> _Exercise tasks_
- a) Using the text about the EmptyWallsArt group, answer each question:
(i) In what kind of art did the founder want the group to specialize?
(ii) How many artists are in the group?
(iii) What is the size of the current project?
- b) Update a portion of the EmptyWallsArt text. Begin at the words "I purposely planned", stop after "about this art.", and replace "four-foot" with "six-foot".

> _Extract_
=== Section Start ===

That day, after the meeting, I had a back-en-forth debate over what, how, the why of this art, and its place in the group. It was obvious from this group’s beginnings that my art fit the definition of why I wanted to form a group of 3D artists. I wanted a group to explore taking their art beyond their every year, same old same art fair circuit they all have been living in. I wanted us to specialize in three-dimensional art to grab the interests of galleries and high-quality group exhibitions. The problem became even though I asked the group several times to create focused works for EmptyWallsArt. What I got back was sarcasm and the continuing of their everyday art. Nothing special to make this group stand out from all the thousands of other also artists. I should have expected that. I was unaware of their make-only what-sells art philosophy during this group’s development. Honestly, I see their logic. And I have realized that nothing I say is going to change this group’s focus. Since I am the founder of the idea of EmptyWallsArt, I will stay involved, expressing my beliefs only when asked. I am going silent from this group while moving on with a different plan. I suppose, at their expense, although they all are unlikely to get it.

I purposely planned this current project to be small to better fit with the group’s average wall works. In the past shows my normal size entries all easily dwarfed, in feet, the rest of the group, especially in the third dimension. My pricing was also at less than twice that of any other works. This four-foot work would appear to be a better size group fit in shows. Also, small works cost less to create, need less time to finish. The thinking then would be I could bring pricing more inline with the higher priced works from the group. But in the middle of this project and after the latest group meeting, I became enlightened. Out of the seven artists I was the only one that, although I would like to at less cover my art supplies, I do not sell. Knowing that and going with that gave me the out and the reason to think differently about this art.

=== Section End ===

> _Extracted data entries_
=== Section Start ===

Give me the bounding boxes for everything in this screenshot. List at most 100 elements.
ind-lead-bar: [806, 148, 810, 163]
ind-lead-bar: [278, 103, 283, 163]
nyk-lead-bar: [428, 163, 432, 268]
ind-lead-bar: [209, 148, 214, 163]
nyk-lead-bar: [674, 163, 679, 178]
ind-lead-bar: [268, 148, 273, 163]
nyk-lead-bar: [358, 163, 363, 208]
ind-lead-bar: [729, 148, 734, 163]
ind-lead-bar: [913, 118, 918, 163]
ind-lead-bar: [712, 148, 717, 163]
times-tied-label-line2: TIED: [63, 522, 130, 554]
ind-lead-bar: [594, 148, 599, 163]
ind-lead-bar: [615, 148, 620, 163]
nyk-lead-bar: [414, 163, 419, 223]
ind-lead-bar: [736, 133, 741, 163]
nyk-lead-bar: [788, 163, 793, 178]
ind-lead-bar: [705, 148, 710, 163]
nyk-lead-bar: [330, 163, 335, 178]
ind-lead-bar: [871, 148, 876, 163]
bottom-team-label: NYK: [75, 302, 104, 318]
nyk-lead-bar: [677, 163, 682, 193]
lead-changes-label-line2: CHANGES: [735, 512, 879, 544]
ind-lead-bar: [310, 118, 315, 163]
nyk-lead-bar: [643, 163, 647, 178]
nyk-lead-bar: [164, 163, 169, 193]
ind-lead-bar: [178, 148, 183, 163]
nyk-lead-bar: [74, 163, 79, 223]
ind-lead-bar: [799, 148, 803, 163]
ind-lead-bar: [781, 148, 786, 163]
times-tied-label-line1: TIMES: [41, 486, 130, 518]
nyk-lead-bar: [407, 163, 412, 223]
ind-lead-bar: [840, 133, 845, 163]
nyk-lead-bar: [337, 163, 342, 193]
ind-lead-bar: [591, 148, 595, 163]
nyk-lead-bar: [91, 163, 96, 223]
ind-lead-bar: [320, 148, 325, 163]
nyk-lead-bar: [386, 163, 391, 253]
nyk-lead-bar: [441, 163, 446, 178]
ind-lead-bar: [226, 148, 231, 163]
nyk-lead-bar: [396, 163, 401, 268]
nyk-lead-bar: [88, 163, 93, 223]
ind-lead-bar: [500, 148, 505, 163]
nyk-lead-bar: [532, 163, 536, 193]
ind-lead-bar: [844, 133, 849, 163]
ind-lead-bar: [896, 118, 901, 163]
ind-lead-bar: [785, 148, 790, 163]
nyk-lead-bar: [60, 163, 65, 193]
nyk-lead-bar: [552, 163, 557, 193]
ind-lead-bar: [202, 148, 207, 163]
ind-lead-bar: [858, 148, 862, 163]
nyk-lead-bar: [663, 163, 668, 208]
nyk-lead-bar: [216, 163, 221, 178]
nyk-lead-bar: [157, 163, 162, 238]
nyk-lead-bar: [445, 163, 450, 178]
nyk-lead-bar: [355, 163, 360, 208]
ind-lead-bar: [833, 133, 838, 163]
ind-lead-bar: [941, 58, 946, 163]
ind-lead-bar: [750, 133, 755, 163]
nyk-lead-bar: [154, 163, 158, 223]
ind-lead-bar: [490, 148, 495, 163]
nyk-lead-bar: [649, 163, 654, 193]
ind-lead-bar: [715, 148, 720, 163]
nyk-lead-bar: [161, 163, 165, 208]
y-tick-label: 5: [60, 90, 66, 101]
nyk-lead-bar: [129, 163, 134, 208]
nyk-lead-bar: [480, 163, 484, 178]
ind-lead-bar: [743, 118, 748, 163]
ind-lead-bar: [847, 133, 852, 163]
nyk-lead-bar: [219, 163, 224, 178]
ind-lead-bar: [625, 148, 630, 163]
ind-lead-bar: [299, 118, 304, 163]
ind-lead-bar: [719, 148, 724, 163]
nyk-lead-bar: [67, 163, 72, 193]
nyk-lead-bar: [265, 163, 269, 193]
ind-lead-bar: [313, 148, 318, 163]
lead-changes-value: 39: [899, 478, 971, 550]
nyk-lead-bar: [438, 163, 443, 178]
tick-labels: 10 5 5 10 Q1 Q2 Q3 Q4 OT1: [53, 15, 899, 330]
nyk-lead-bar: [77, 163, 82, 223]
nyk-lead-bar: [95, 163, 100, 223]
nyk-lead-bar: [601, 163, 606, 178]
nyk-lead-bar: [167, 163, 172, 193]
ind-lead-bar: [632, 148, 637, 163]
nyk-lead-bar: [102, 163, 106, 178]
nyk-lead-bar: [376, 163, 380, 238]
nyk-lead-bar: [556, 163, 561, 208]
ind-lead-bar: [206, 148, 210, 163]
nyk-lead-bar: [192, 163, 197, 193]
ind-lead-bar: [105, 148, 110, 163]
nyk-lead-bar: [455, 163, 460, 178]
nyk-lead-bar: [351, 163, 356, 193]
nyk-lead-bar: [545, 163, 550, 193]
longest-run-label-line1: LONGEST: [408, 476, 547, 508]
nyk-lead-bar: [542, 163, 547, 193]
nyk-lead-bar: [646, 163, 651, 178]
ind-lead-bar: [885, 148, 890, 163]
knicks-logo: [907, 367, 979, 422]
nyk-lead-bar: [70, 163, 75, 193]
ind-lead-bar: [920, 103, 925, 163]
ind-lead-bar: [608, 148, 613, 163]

=== Section End ===

> _Solutions to the problems_
- a)
(i) Three-dimensional art
(ii) Seven
(iii) Four feet

- b)
I purposely planned this current project to be small to better fit with the group’s average wall works. In the past shows my normal size entries all easily dwarfed, in feet, the rest of the group, especially in the third dimension. My pricing was also at less than twice that of any other works. This six-foot work would appear to be a better size group fit in shows. Also, small works cost less to create, need less time to finish. The thinking then would be I could bring pricing more inline with the higher priced works from the group. But in the middle of this project and after the latest group meeting, I became enlightened. Out of the seven artists I was the only one that, although I would like to at less cover my art supplies, I do not sell. Knowing that and going with that gave me the out and the reason to think differently about this art.